What this task involves: Without the images, write out the whole listing exactly.

--- start of Provided records ---

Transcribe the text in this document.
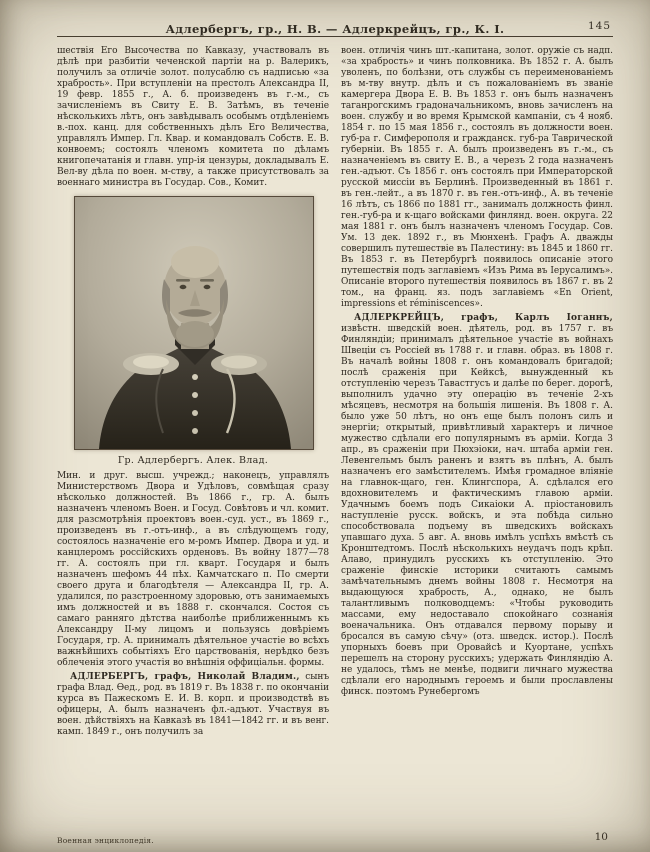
Адлербергъ, гр., Н. В. — Адлеркрейцъ, гр., К. I.	145

шествія Его Высочества по Кавказу, участвовалъ въ дѣлѣ при разбитіи чеченской партіи на р. Валерикъ, получилъ за отличіе золот. полусаблю съ надписью «за храбрость». При вступленіи на престолъ Александра II, 19 февр. 1855 г., А. б. произведенъ въ г.-м., съ зачисленіемъ въ Свиту Е. В. Затѣмъ, въ теченіе нѣсколькихъ лѣтъ, онъ завѣдывалъ особымъ отдѣленіемъ в.-пох. канц. для собственныхъ дѣлъ Его Величества, управлялъ Импер. Гл. Квар. и командовалъ Собств. Е. В. конвоемъ; состоялъ членомъ комитета по дѣламъ книгопечатанія и главн. упр-ія цензуры, докладывалъ Е. Вел-ву дѣла по воен. м-ству, а также присутствовалъ за военнаго министра въ Государ. Сов., Комит.

Гр. Адлербергъ. Алек. Влад.

Мин. и друг. высш. учрежд.; наконецъ, управлялъ Министерствомъ Двора и Удѣловъ, совмѣщая сразу нѣсколько должностей. Въ 1866 г., гр. А. былъ назначенъ членомъ Воен. и Госуд. Совѣтовъ и чл. комит. для разсмотрѣнія проектовъ воен.-суд. уст., въ 1869 г., произведенъ въ г.-отъ-инф., а въ слѣдующемъ году, состоялось назначеніе его м-ромъ Импер. Двора и уд. и канцлеромъ россійскихъ орденовъ. Въ войну 1877—78 гг. А. состоялъ при гл. кварт. Государя и былъ назначенъ шефомъ 44 пѣх. Камчатскаго п. По смерти своего друга и благодѣтеля — Александра II, гр. А. удалился, по разстроенному здоровью, отъ занимаемыхъ имъ должностей и въ 1888 г. скончался. Состоя съ самаго ранняго дѣтства наиболѣе приближеннымъ къ Александру II-му лицомъ и пользуясь довѣріемъ Государя, гр. А. принималъ дѣятельное участіе во всѣхъ важнѣйшихъ событіяхъ Его царствованія, нерѣдко безъ облеченія этого участія во внѣшнія оффиціальн. формы.

АДЛЕРБЕРГЪ, графъ, Николай Владим., сынъ графа Влад. Ѳед., род. въ 1819 г. Въ 1838 г. по окончаніи курса въ Пажескомъ Е. И. В. корп. и производствѣ въ офицеры, А. былъ назначенъ фл.-адъют. Участвуя въ воен. дѣйствіяхъ на Кавказѣ въ 1841—1842 гг. и въ венг. камп. 1849 г., онъ получилъ за

воен. отличія чинъ шт.-капитана, золот. оружіе съ надп. «за храбрость» и чинъ полковника. Въ 1852 г. А. былъ уволенъ, по болѣзни, отъ службы съ переименованіемъ въ м-тву внутр. дѣлъ и съ пожалованіемъ въ званіе камергера Двора Е. В. Въ 1853 г. онъ былъ назначенъ таганрогскимъ градоначальникомъ, вновь зачисленъ на воен. службу и во время Крымской кампаніи, съ 4 нояб. 1854 г. по 15 мая 1856 г., состоялъ въ должности воен. губ-ра г. Симферополя и гражданск. губ-ра Таврической губерніи. Въ 1855 г. А. былъ произведенъ въ г.-м., съ назначеніемъ въ свиту Е. В., а черезъ 2 года назначенъ ген.-адъют. Съ 1856 г. онъ состоялъ при Императорской русской миссіи въ Берлинѣ. Произведенный въ 1861 г. въ ген.-лейт., а въ 1870 г. въ ген.-отъ-инф., А. въ теченіе 16 лѣтъ, съ 1866 по 1881 гг., занималъ должность финл. ген.-губ-ра и к-щаго войсками финлянд. воен. округа. 22 мая 1881 г. онъ былъ назначенъ членомъ Государ. Сов. Ум. 13 дек. 1892 г., въ Мюнхенѣ. Графъ А. дважды совершилъ путешествіе въ Палестину: въ 1845 и 1860 гг. Въ 1853 г. въ Петербургѣ появилось описаніе этого путешествія подъ заглавіемъ «Изъ Рима въ Іерусалимъ». Описаніе второго путешествія появилось въ 1867 г. въ 2 том., на франц. яз. подъ заглавіемъ «En Orient, impressions et réminiscences».

АДЛЕРКРЕЙЦЪ, графъ, Карлъ Іоганнъ, извѣстн. шведскій воен. дѣятель, род. въ 1757 г. въ Финляндіи; принималъ дѣятельное участіе въ войнахъ Швеціи съ Россіей въ 1788 г. и главн. образ. въ 1808 г. Въ началѣ войны 1808 г. онъ командовалъ бригадой; послѣ сраженія при Кейксѣ, вынужденный къ отступленію черезъ Тавастгусъ и далѣе по берег. дорогѣ, выполнилъ удачно эту операцію въ теченіе 2-хъ мѣсяцевъ, несмотря на большія лишенія. Въ 1808 г. А. было уже 50 лѣтъ, но онъ еще былъ полонъ силъ и энергіи; открытый, привѣтливый характеръ и личное мужество сдѣлали его популярнымъ въ арміи. Когда 3 апр., въ сраженіи при Пюхэіоки, нач. штаба арміи ген. Левенгельмъ былъ раненъ и взятъ въ плѣнъ, А. былъ назначенъ его замѣстителемъ. Имѣя громадное вліяніе на главнок-щаго, ген. Клингспора, А. сдѣлался его вдохновителемъ и фактическимъ главою арміи. Удачнымъ боемъ подъ Сикаіоки А. пріостановилъ наступленіе русск. войскъ, и эта побѣда сильно способствовала подъему въ шведскихъ войскахъ упавшаго духа. 5 авг. А. вновь имѣлъ успѣхъ вмѣстѣ съ Кронштедтомъ. Послѣ нѣсколькихъ неудачъ подъ крѣп. Алаво, принудилъ русскихъ къ отступленію. Это сраженіе финскіе историки считаютъ самымъ замѣчательнымъ днемъ войны 1808 г. Несмотря на выдающуюся храбрость, А., однако, не былъ талантливымъ полководцемъ: «Чтобы руководить массами, ему недоставало спокойнаго сознанія военачальника. Онъ отдавался первому порыву и бросался въ самую сѣчу» (отз. шведск. истор.). Послѣ упорныхъ боевъ при Оровайсѣ и Куортане, успѣхъ перешелъ на сторону русскихъ; удержать Финляндію А. не удалось, тѣмъ не менѣе, подвиги личнаго мужества сдѣлали его народнымъ героемъ и были прославлены финск. поэтомъ Рунебергомъ

Военная энциклопедія.	10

--- end of Provided records ---

Reply to the task:
Transcribe the text in this document.
Адлербергъ, гр., Н. В. — Адлеркрейцъ, гр., К. I.	145

шествія Его Высочества по Кавказу, участвовалъ въ дѣлѣ при разбитіи чеченской партіи на р. Валерикъ, получилъ за отличіе золот. полусаблю съ надписью «за храбрость». При вступленіи на престолъ Александра II, 19 февр. 1855 г., А. б. произведенъ въ г.-м., съ зачисленіемъ въ Свиту Е. В. Затѣмъ, въ теченіе нѣсколькихъ лѣтъ, онъ завѣдывалъ особымъ отдѣленіемъ в.-пох. канц. для собственныхъ дѣлъ Его Величества, управлялъ Импер. Гл. Квар. и командовалъ Собств. Е. В. конвоемъ; состоялъ членомъ комитета по дѣламъ книгопечатанія и главн. упр-ія цензуры, докладывалъ Е. Вел-ву дѣла по воен. м-ству, а также присутствовалъ за военнаго министра въ Государ. Сов., Комит.

Гр. Адлербергъ. Алек. Влад.

Мин. и друг. высш. учрежд.; наконецъ, управлялъ Министерствомъ Двора и Удѣловъ, совмѣщая сразу нѣсколько должностей. Въ 1866 г., гр. А. былъ назначенъ членомъ Воен. и Госуд. Совѣтовъ и чл. комит. для разсмотрѣнія проектовъ воен.-суд. уст., въ 1869 г., произведенъ въ г.-отъ-инф., а въ слѣдующемъ году, состоялось назначеніе его м-ромъ Импер. Двора и уд. и канцлеромъ россійскихъ орденовъ. Въ войну 1877—78 гг. А. состоялъ при гл. кварт. Государя и былъ назначенъ шефомъ 44 пѣх. Камчатскаго п. По смерти своего друга и благодѣтеля — Александра II, гр. А. удалился, по разстроенному здоровью, отъ занимаемыхъ имъ должностей и въ 1888 г. скончался. Состоя съ самаго ранняго дѣтства наиболѣе приближеннымъ къ Александру II-му лицомъ и пользуясь довѣріемъ Государя, гр. А. принималъ дѣятельное участіе во всѣхъ важнѣйшихъ событіяхъ Его царствованія, нерѣдко безъ облеченія этого участія во внѣшнія оффиціальн. формы.

АДЛЕРБЕРГЪ, графъ, Николай Владим., сынъ графа Влад. Ѳед., род. въ 1819 г. Въ 1838 г. по окончаніи курса въ Пажескомъ Е. И. В. корп. и производствѣ въ офицеры, А. былъ назначенъ фл.-адъют. Участвуя въ воен. дѣйствіяхъ на Кавказѣ въ 1841—1842 гг. и въ венг. камп. 1849 г., онъ получилъ за

воен. отличія чинъ шт.-капитана, золот. оружіе съ надп. «за храбрость» и чинъ полковника. Въ 1852 г. А. былъ уволенъ, по болѣзни, отъ службы съ переименованіемъ въ м-тву внутр. дѣлъ и съ пожалованіемъ въ званіе камергера Двора Е. В. Въ 1853 г. онъ былъ назначенъ таганрогскимъ градоначальникомъ, вновь зачисленъ на воен. службу и во время Крымской кампаніи, съ 4 нояб. 1854 г. по 15 мая 1856 г., состоялъ въ должности воен. губ-ра г. Симферополя и гражданск. губ-ра Таврической губерніи. Въ 1855 г. А. былъ произведенъ въ г.-м., съ назначеніемъ въ свиту Е. В., а черезъ 2 года назначенъ ген.-адъют. Съ 1856 г. онъ состоялъ при Императорской русской миссіи въ Берлинѣ. Произведенный въ 1861 г. въ ген.-лейт., а въ 1870 г. въ ген.-отъ-инф., А. въ теченіе 16 лѣтъ, съ 1866 по 1881 гг., занималъ должность финл. ген.-губ-ра и к-щаго войсками финлянд. воен. округа. 22 мая 1881 г. онъ былъ назначенъ членомъ Государ. Сов. Ум. 13 дек. 1892 г., въ Мюнхенѣ. Графъ А. дважды совершилъ путешествіе въ Палестину: въ 1845 и 1860 гг. Въ 1853 г. въ Петербургѣ появилось описаніе этого путешествія подъ заглавіемъ «Изъ Рима въ Іерусалимъ». Описаніе второго путешествія появилось въ 1867 г. въ 2 том., на франц. яз. подъ заглавіемъ «En Orient, impressions et réminiscences».

АДЛЕРКРЕЙЦЪ, графъ, Карлъ Іоганнъ, извѣстн. шведскій воен. дѣятель, род. въ 1757 г. въ Финляндіи; принималъ дѣятельное участіе въ войнахъ Швеціи съ Россіей въ 1788 г. и главн. образ. въ 1808 г. Въ началѣ войны 1808 г. онъ командовалъ бригадой; послѣ сраженія при Кейксѣ, вынужденный къ отступленію черезъ Тавастгусъ и далѣе по берег. дорогѣ, выполнилъ удачно эту операцію въ теченіе 2-хъ мѣсяцевъ, несмотря на большія лишенія. Въ 1808 г. А. было уже 50 лѣтъ, но онъ еще былъ полонъ силъ и энергіи; открытый, привѣтливый характеръ и личное мужество сдѣлали его популярнымъ въ арміи. Когда 3 апр., въ сраженіи при Пюхэіоки, нач. штаба арміи ген. Левенгельмъ былъ раненъ и взятъ въ плѣнъ, А. былъ назначенъ его замѣстителемъ. Имѣя громадное вліяніе на главнок-щаго, ген. Клингспора, А. сдѣлался его вдохновителемъ и фактическимъ главою арміи. Удачнымъ боемъ подъ Сикаіоки А. пріостановилъ наступленіе русск. войскъ, и эта побѣда сильно способствовала подъему въ шведскихъ войскахъ упавшаго духа. 5 авг. А. вновь имѣлъ успѣхъ вмѣстѣ съ Кронштедтомъ. Послѣ нѣсколькихъ неудачъ подъ крѣп. Алаво, принудилъ русскихъ къ отступленію. Это сраженіе финскіе историки считаютъ самымъ замѣчательнымъ днемъ войны 1808 г. Несмотря на выдающуюся храбрость, А., однако, не былъ талантливымъ полководцемъ: «Чтобы руководить массами, ему недоставало спокойнаго сознанія военачальника. Онъ отдавался первому порыву и бросался въ самую сѣчу» (отз. шведск. истор.). Послѣ упорныхъ боевъ при Оровайсѣ и Куортане, успѣхъ перешелъ на сторону русскихъ; удержать Финляндію А. не удалось, тѣмъ не менѣе, подвиги личнаго мужества сдѣлали его народнымъ героемъ и были прославлены финск. поэтомъ Рунебергомъ

Военная энциклопедія.	10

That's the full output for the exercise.